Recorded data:
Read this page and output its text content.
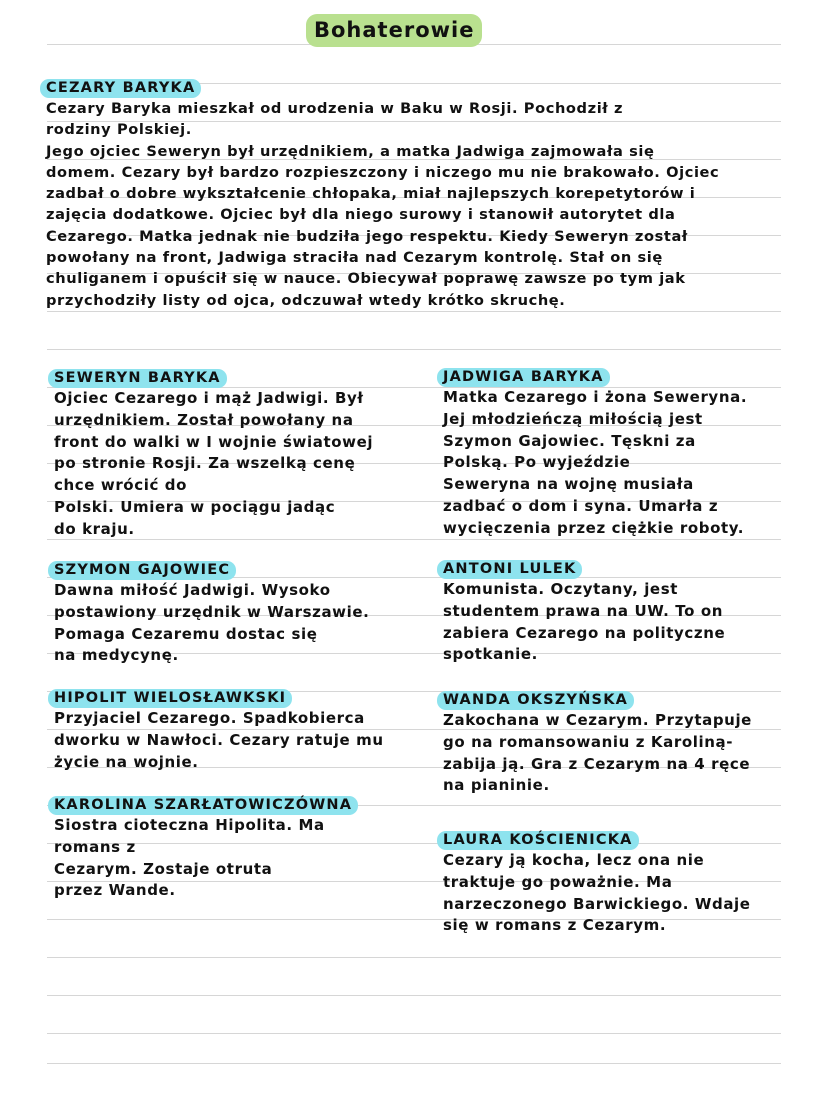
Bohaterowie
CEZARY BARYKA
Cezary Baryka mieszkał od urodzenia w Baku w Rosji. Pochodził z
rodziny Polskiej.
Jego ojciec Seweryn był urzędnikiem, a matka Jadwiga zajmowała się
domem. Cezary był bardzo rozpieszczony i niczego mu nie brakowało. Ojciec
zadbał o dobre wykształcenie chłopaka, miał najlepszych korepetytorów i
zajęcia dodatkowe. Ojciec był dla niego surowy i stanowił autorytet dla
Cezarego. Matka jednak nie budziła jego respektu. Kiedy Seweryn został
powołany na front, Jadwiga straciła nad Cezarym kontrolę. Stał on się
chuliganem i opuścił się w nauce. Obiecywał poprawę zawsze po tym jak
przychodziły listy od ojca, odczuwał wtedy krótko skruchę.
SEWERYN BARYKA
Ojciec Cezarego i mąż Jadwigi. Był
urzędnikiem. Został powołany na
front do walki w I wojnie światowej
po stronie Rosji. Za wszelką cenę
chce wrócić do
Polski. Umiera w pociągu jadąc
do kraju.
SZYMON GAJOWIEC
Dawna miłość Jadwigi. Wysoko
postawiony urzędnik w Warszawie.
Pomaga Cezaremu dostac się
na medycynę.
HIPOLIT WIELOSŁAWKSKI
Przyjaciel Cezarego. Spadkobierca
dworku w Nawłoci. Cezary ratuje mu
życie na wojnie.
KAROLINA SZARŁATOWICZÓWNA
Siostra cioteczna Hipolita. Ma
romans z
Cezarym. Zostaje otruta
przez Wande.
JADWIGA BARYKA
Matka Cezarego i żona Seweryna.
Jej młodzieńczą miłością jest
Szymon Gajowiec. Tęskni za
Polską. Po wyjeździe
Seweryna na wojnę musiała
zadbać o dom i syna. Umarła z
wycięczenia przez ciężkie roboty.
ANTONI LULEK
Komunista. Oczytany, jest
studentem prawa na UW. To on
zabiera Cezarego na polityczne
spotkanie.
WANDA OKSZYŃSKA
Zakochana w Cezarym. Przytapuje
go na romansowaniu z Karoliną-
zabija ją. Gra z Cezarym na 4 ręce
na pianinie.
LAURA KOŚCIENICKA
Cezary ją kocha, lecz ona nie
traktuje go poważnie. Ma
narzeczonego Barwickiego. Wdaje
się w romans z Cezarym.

* * *

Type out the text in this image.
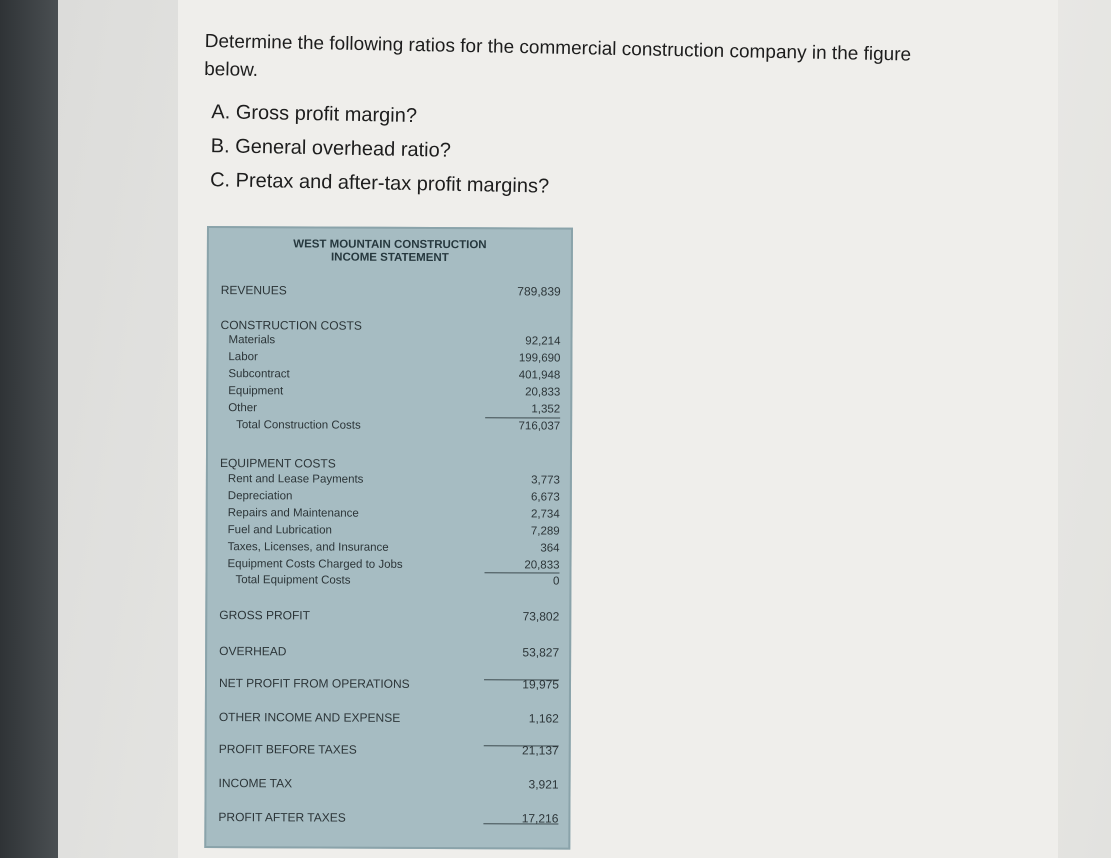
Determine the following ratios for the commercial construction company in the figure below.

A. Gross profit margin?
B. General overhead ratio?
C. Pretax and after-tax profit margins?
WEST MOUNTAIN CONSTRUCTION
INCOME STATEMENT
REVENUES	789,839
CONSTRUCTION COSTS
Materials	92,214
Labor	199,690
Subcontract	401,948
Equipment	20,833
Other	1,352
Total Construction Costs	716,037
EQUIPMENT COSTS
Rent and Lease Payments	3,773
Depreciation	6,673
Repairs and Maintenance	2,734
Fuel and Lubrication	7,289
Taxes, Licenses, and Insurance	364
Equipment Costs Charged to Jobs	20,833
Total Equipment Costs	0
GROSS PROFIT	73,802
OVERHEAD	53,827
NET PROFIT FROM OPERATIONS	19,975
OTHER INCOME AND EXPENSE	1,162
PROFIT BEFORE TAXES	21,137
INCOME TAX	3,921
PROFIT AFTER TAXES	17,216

...

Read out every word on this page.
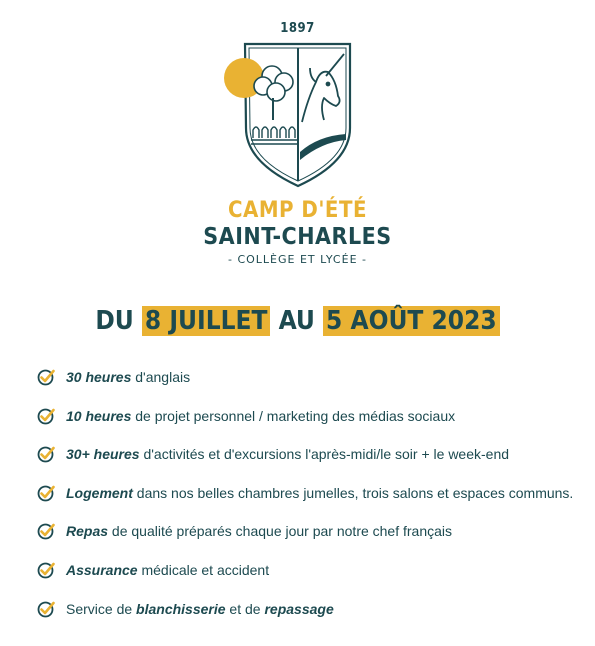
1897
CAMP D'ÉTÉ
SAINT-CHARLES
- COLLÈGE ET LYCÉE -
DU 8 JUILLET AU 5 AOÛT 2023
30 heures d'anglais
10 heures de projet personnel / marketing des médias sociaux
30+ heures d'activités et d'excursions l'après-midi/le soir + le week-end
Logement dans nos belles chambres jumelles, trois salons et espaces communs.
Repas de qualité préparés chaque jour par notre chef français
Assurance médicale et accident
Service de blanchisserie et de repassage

== Your objective ==
Count how many lines of the listing above include "Read" and report that number alone.

== Solution ==
2